Input:
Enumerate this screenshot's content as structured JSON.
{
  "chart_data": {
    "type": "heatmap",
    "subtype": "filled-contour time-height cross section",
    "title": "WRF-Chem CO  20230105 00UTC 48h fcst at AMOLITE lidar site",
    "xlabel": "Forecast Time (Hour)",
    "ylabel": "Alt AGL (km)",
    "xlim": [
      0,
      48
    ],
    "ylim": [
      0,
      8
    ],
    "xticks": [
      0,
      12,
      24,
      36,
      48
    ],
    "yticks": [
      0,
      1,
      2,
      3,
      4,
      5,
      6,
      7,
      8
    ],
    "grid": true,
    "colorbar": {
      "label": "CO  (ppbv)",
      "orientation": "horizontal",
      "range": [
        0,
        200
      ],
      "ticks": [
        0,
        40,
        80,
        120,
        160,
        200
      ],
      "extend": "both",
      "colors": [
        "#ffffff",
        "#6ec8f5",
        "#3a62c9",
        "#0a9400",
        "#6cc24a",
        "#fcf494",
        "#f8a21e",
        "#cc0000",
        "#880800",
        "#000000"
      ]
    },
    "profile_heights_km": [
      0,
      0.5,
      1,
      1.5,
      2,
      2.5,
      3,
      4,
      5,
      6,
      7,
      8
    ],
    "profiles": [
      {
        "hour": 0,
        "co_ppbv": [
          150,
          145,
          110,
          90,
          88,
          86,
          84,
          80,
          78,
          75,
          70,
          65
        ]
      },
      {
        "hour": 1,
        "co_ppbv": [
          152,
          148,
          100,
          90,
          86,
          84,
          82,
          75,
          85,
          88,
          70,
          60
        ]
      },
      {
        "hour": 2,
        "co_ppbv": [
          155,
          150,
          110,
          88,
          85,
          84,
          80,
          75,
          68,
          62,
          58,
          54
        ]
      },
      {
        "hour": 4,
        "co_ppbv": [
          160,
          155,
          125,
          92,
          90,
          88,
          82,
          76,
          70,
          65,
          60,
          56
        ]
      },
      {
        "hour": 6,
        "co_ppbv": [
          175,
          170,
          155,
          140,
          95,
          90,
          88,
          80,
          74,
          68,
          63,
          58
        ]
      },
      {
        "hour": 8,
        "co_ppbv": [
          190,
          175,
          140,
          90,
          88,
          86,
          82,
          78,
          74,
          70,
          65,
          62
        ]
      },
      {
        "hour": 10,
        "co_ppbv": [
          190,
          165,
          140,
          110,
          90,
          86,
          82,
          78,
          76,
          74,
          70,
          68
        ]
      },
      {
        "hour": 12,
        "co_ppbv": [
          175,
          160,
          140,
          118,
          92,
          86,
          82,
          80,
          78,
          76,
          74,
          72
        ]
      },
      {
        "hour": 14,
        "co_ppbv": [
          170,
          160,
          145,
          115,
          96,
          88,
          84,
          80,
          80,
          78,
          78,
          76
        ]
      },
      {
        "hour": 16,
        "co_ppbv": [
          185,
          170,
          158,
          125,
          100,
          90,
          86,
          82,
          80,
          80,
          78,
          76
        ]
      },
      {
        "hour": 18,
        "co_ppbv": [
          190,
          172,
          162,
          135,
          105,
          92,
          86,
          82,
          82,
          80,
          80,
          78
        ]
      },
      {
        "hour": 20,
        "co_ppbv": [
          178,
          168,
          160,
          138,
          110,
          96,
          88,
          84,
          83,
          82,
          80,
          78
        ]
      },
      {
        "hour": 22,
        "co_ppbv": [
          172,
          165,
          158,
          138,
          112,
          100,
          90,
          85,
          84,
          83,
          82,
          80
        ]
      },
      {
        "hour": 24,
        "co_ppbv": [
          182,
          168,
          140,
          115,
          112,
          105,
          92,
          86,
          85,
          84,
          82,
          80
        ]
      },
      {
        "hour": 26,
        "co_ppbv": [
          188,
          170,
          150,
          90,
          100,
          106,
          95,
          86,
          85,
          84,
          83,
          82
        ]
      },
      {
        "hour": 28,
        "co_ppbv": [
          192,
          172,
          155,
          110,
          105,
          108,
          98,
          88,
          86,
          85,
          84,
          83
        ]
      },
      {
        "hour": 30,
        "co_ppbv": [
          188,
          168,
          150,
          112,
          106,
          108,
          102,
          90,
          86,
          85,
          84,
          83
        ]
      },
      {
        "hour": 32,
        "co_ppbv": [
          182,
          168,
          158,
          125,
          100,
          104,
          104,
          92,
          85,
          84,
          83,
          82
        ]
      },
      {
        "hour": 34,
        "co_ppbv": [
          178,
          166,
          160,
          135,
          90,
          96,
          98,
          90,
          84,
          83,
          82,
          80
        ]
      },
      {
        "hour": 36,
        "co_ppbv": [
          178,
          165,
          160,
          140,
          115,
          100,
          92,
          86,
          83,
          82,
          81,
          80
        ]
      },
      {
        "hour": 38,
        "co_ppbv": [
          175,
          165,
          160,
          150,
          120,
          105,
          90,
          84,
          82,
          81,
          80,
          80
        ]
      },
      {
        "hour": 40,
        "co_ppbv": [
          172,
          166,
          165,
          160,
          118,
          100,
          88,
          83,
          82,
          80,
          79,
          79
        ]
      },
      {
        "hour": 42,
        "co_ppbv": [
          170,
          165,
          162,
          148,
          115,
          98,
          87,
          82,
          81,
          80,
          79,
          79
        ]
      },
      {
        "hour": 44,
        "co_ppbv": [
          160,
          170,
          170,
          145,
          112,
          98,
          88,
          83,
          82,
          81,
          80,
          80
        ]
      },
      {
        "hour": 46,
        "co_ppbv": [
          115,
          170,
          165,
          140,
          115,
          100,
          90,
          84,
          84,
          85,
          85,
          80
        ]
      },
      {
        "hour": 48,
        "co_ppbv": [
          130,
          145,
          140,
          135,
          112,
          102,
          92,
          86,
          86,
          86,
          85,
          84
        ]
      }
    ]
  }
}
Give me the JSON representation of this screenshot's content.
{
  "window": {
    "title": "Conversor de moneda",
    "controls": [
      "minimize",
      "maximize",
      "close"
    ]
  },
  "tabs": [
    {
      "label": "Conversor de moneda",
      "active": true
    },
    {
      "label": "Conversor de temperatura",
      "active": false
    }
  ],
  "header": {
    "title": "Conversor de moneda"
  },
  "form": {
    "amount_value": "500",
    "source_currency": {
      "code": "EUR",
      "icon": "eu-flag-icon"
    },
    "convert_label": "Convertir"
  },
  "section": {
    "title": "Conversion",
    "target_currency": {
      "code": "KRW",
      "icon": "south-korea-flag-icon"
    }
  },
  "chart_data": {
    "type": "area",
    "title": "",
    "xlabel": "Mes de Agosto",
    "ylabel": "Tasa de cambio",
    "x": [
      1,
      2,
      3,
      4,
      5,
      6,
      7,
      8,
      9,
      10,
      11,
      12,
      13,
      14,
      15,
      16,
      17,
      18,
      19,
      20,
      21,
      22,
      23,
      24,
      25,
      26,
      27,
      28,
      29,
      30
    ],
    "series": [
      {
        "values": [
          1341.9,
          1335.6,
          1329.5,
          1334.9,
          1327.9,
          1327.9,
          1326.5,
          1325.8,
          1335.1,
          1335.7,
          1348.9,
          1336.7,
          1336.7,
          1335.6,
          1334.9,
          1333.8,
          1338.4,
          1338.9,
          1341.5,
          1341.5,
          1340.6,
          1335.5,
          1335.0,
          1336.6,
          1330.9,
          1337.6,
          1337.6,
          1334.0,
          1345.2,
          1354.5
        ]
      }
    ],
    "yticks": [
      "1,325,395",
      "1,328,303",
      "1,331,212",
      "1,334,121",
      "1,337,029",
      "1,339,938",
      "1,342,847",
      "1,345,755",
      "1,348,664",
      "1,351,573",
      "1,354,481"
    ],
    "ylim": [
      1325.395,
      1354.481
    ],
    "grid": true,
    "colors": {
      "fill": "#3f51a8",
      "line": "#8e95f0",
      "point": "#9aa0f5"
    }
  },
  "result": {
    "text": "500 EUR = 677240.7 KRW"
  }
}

Given instruction: Copy every line above that includes the string "screenshot".

Finished task:
Enumerate this screenshot's content as structured JSON.
Give me the JSON representation of this screenshot's content.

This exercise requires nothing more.